> [STATED GOAL] Exactly reproduce each entry, leaving out nothing.

--- Start RECORDS SUPPLIED ---

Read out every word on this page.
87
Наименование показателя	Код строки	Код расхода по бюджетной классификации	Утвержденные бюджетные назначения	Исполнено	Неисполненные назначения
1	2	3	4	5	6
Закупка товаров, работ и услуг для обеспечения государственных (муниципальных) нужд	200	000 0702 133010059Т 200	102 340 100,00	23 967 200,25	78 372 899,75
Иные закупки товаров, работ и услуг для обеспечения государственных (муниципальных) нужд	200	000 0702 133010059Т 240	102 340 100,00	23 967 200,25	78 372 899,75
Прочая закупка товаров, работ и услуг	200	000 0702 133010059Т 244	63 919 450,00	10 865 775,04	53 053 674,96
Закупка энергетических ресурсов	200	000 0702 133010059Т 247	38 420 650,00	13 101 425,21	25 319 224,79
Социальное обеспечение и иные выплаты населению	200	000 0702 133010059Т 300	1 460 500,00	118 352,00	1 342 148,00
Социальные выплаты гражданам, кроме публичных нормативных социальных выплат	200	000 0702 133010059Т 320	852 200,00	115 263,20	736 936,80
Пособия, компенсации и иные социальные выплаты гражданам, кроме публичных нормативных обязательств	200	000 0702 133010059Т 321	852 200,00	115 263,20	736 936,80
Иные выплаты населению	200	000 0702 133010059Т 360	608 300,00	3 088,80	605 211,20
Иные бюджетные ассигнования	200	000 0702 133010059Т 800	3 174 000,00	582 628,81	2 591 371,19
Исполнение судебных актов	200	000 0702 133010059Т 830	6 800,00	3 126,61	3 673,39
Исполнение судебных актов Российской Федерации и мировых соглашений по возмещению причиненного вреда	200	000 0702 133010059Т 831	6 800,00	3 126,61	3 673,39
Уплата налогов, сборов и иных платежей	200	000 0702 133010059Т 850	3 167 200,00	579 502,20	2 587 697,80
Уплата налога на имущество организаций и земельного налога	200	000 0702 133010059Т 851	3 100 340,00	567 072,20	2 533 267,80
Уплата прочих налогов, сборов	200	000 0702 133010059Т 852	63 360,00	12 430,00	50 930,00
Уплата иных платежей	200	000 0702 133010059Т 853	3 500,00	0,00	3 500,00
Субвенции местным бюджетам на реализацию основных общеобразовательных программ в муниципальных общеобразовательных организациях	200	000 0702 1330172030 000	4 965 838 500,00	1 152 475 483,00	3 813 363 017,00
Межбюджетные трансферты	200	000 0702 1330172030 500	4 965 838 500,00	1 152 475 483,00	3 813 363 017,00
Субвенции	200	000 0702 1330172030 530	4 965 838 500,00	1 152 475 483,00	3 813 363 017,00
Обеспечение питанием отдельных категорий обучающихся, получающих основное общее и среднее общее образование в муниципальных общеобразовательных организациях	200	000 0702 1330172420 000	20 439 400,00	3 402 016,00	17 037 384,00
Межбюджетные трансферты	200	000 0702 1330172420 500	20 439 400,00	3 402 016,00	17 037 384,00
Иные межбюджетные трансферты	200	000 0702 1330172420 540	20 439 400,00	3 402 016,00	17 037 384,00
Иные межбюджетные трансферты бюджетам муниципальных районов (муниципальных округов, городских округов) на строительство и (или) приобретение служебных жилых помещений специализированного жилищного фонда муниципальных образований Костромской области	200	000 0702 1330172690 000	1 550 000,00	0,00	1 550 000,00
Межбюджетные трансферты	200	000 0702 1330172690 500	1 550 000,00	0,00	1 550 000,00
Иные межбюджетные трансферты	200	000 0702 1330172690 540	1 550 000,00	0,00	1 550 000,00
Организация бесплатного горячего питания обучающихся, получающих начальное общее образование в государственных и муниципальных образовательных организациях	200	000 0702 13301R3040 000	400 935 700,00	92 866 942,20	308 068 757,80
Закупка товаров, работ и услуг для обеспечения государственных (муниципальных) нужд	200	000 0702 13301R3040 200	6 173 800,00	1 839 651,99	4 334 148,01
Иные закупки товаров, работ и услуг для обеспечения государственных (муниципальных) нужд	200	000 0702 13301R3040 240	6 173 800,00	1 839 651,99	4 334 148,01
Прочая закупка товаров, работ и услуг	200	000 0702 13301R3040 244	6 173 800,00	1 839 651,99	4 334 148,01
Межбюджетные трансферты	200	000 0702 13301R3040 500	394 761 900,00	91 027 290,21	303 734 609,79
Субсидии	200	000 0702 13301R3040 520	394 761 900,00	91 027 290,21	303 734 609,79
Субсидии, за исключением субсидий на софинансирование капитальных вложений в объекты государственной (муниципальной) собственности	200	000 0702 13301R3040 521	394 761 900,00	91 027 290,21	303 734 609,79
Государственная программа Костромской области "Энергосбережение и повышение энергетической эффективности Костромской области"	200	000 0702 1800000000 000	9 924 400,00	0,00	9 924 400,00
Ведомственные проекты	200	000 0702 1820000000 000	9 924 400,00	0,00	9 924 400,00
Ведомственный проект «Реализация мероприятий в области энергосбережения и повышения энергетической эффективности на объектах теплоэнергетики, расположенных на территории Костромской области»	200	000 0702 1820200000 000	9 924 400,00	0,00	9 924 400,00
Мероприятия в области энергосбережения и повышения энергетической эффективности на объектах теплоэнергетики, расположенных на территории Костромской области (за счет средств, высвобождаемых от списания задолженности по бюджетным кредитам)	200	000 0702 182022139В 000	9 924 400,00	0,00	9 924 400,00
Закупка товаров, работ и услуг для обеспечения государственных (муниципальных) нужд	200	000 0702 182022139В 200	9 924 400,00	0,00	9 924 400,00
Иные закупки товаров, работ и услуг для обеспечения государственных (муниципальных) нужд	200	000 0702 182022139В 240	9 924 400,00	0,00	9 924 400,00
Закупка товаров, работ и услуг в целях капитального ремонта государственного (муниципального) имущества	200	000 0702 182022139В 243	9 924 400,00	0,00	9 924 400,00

--- End RECORDS SUPPLIED ---

> [ANSWER FOR THE TASK]
Read out every word on this page.
87
Наименование показателя	Код строки	Код расхода по бюджетной классификации	Утвержденные бюджетные назначения	Исполнено	Неисполненные назначения
1	2	3	4	5	6
Закупка товаров, работ и услуг для обеспечения государственных (муниципальных) нужд	200	000 0702 133010059Т 200	102 340 100,00	23 967 200,25	78 372 899,75
Иные закупки товаров, работ и услуг для обеспечения государственных (муниципальных) нужд	200	000 0702 133010059Т 240	102 340 100,00	23 967 200,25	78 372 899,75
Прочая закупка товаров, работ и услуг	200	000 0702 133010059Т 244	63 919 450,00	10 865 775,04	53 053 674,96
Закупка энергетических ресурсов	200	000 0702 133010059Т 247	38 420 650,00	13 101 425,21	25 319 224,79
Социальное обеспечение и иные выплаты населению	200	000 0702 133010059Т 300	1 460 500,00	118 352,00	1 342 148,00
Социальные выплаты гражданам, кроме публичных нормативных социальных выплат	200	000 0702 133010059Т 320	852 200,00	115 263,20	736 936,80
Пособия, компенсации и иные социальные выплаты гражданам, кроме публичных нормативных обязательств	200	000 0702 133010059Т 321	852 200,00	115 263,20	736 936,80
Иные выплаты населению	200	000 0702 133010059Т 360	608 300,00	3 088,80	605 211,20
Иные бюджетные ассигнования	200	000 0702 133010059Т 800	3 174 000,00	582 628,81	2 591 371,19
Исполнение судебных актов	200	000 0702 133010059Т 830	6 800,00	3 126,61	3 673,39
Исполнение судебных актов Российской Федерации и мировых соглашений по возмещению причиненного вреда	200	000 0702 133010059Т 831	6 800,00	3 126,61	3 673,39
Уплата налогов, сборов и иных платежей	200	000 0702 133010059Т 850	3 167 200,00	579 502,20	2 587 697,80
Уплата налога на имущество организаций и земельного налога	200	000 0702 133010059Т 851	3 100 340,00	567 072,20	2 533 267,80
Уплата прочих налогов, сборов	200	000 0702 133010059Т 852	63 360,00	12 430,00	50 930,00
Уплата иных платежей	200	000 0702 133010059Т 853	3 500,00	0,00	3 500,00
Субвенции местным бюджетам на реализацию основных общеобразовательных программ в муниципальных общеобразовательных организациях	200	000 0702 1330172030 000	4 965 838 500,00	1 152 475 483,00	3 813 363 017,00
Межбюджетные трансферты	200	000 0702 1330172030 500	4 965 838 500,00	1 152 475 483,00	3 813 363 017,00
Субвенции	200	000 0702 1330172030 530	4 965 838 500,00	1 152 475 483,00	3 813 363 017,00
Обеспечение питанием отдельных категорий обучающихся, получающих основное общее и среднее общее образование в муниципальных общеобразовательных организациях	200	000 0702 1330172420 000	20 439 400,00	3 402 016,00	17 037 384,00
Межбюджетные трансферты	200	000 0702 1330172420 500	20 439 400,00	3 402 016,00	17 037 384,00
Иные межбюджетные трансферты	200	000 0702 1330172420 540	20 439 400,00	3 402 016,00	17 037 384,00
Иные межбюджетные трансферты бюджетам муниципальных районов (муниципальных округов, городских округов) на строительство и (или) приобретение служебных жилых помещений специализированного жилищного фонда муниципальных образований Костромской области	200	000 0702 1330172690 000	1 550 000,00	0,00	1 550 000,00
Межбюджетные трансферты	200	000 0702 1330172690 500	1 550 000,00	0,00	1 550 000,00
Иные межбюджетные трансферты	200	000 0702 1330172690 540	1 550 000,00	0,00	1 550 000,00
Организация бесплатного горячего питания обучающихся, получающих начальное общее образование в государственных и муниципальных образовательных организациях	200	000 0702 13301R3040 000	400 935 700,00	92 866 942,20	308 068 757,80
Закупка товаров, работ и услуг для обеспечения государственных (муниципальных) нужд	200	000 0702 13301R3040 200	6 173 800,00	1 839 651,99	4 334 148,01
Иные закупки товаров, работ и услуг для обеспечения государственных (муниципальных) нужд	200	000 0702 13301R3040 240	6 173 800,00	1 839 651,99	4 334 148,01
Прочая закупка товаров, работ и услуг	200	000 0702 13301R3040 244	6 173 800,00	1 839 651,99	4 334 148,01
Межбюджетные трансферты	200	000 0702 13301R3040 500	394 761 900,00	91 027 290,21	303 734 609,79
Субсидии	200	000 0702 13301R3040 520	394 761 900,00	91 027 290,21	303 734 609,79
Субсидии, за исключением субсидий на софинансирование капитальных вложений в объекты государственной (муниципальной) собственности	200	000 0702 13301R3040 521	394 761 900,00	91 027 290,21	303 734 609,79
Государственная программа Костромской области "Энергосбережение и повышение энергетической эффективности Костромской области"	200	000 0702 1800000000 000	9 924 400,00	0,00	9 924 400,00
Ведомственные проекты	200	000 0702 1820000000 000	9 924 400,00	0,00	9 924 400,00
Ведомственный проект «Реализация мероприятий в области энергосбережения и повышения энергетической эффективности на объектах теплоэнергетики, расположенных на территории Костромской области»	200	000 0702 1820200000 000	9 924 400,00	0,00	9 924 400,00
Мероприятия в области энергосбережения и повышения энергетической эффективности на объектах теплоэнергетики, расположенных на территории Костромской области (за счет средств, высвобождаемых от списания задолженности по бюджетным кредитам)	200	000 0702 182022139В 000	9 924 400,00	0,00	9 924 400,00
Закупка товаров, работ и услуг для обеспечения государственных (муниципальных) нужд	200	000 0702 182022139В 200	9 924 400,00	0,00	9 924 400,00
Иные закупки товаров, работ и услуг для обеспечения государственных (муниципальных) нужд	200	000 0702 182022139В 240	9 924 400,00	0,00	9 924 400,00
Закупка товаров, работ и услуг в целях капитального ремонта государственного (муниципального) имущества	200	000 0702 182022139В 243	9 924 400,00	0,00	9 924 400,00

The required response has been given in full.